**PROBLEM TO SOLVE**
Copy each line that contains the string "механизмом".

**TASK DATA**

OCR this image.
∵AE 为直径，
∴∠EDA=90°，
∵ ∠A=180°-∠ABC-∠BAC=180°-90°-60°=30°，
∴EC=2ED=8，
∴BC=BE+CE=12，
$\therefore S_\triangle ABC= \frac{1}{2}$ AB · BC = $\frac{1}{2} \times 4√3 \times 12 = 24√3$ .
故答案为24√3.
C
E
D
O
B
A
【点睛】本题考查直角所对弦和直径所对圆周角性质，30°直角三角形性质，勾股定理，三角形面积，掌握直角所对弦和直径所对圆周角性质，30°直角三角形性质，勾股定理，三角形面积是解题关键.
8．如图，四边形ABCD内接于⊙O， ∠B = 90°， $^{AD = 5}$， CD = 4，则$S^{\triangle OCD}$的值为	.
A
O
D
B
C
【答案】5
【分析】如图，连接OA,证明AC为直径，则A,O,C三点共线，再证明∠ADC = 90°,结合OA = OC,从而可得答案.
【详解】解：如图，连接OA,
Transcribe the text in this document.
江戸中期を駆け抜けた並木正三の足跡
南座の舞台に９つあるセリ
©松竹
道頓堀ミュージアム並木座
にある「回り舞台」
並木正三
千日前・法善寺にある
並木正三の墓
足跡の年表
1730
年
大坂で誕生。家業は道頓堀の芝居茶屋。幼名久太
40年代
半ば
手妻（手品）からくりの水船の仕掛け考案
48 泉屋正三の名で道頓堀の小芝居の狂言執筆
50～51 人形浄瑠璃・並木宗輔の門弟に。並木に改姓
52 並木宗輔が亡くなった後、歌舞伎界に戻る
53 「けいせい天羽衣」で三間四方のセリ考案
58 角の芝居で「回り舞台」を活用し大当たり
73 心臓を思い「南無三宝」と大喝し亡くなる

==

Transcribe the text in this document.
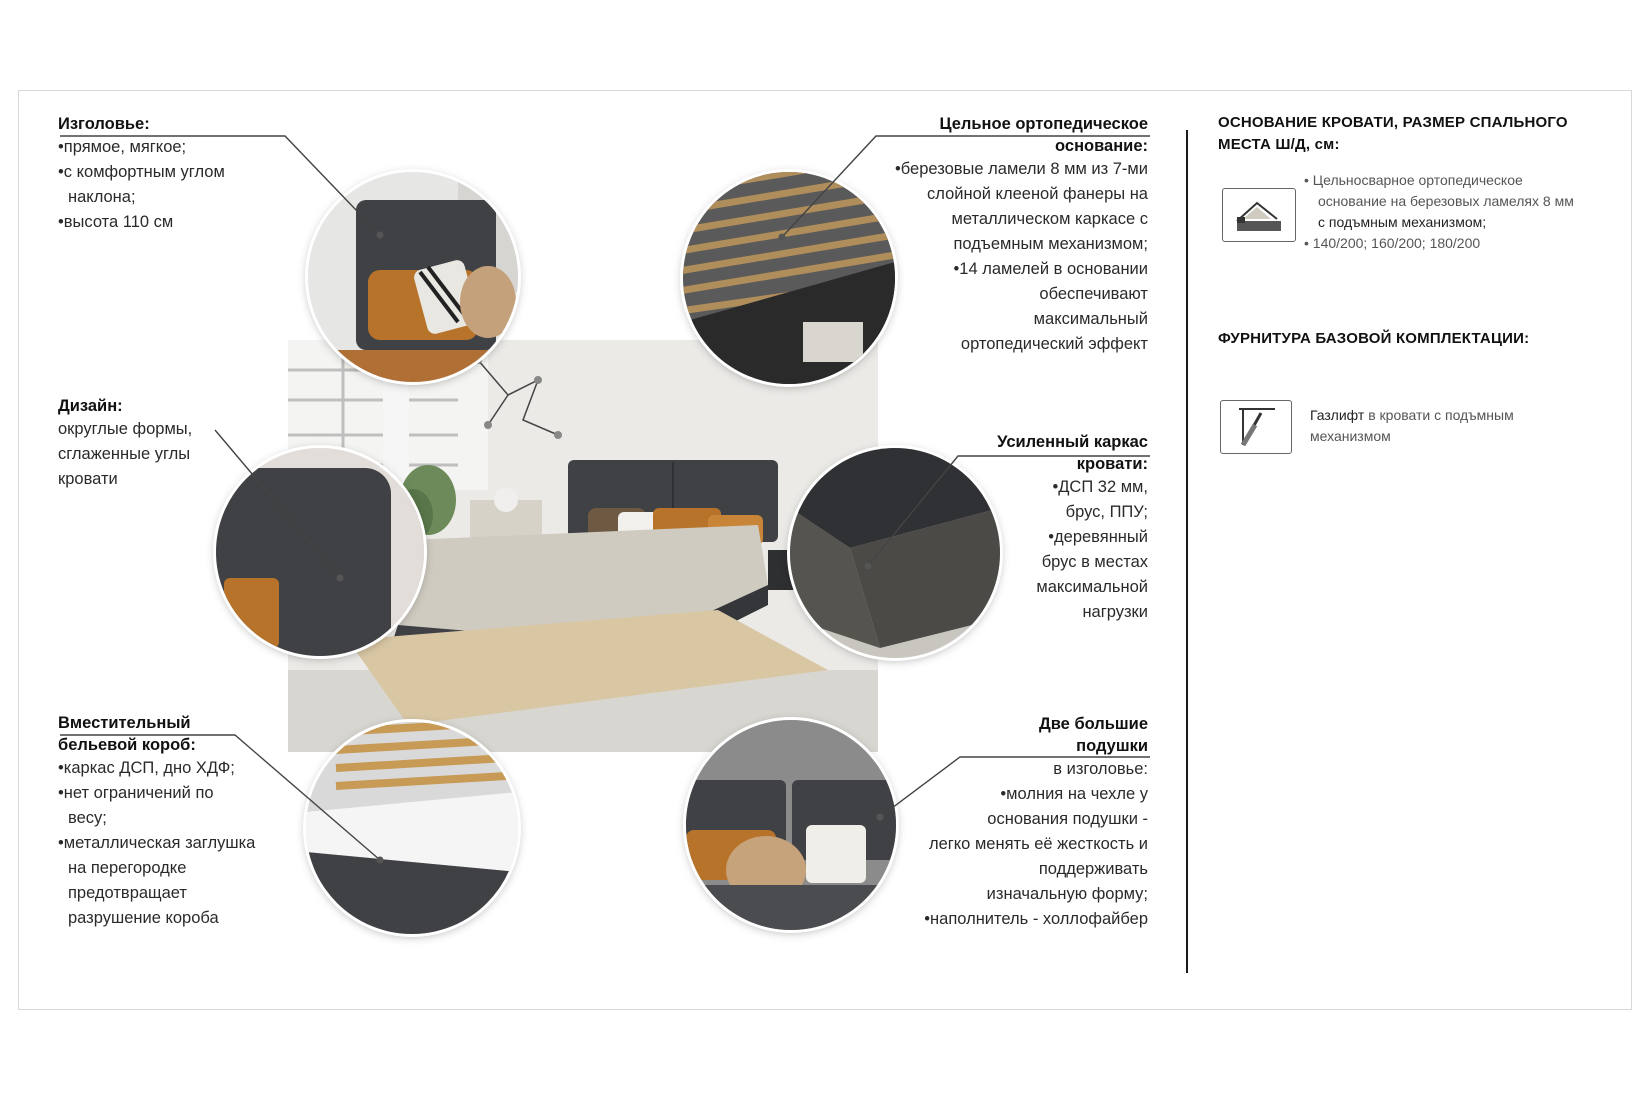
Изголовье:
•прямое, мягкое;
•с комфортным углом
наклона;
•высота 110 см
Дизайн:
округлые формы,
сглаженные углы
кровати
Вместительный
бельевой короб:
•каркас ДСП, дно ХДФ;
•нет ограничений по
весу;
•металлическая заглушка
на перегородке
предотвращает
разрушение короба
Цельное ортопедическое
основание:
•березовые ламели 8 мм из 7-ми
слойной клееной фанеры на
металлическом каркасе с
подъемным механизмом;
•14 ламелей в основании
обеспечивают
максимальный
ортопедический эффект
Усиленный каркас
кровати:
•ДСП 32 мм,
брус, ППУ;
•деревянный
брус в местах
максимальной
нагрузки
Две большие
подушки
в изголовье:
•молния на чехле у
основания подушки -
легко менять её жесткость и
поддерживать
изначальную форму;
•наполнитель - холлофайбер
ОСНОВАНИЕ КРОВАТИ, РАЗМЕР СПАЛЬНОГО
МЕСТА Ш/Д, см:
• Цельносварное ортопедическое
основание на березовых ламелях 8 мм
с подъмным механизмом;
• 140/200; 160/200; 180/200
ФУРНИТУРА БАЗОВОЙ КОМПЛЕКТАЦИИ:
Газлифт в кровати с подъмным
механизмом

**CORRECT OUTPUT**
подъемным механизмом;
с подъмным механизмом;
механизмом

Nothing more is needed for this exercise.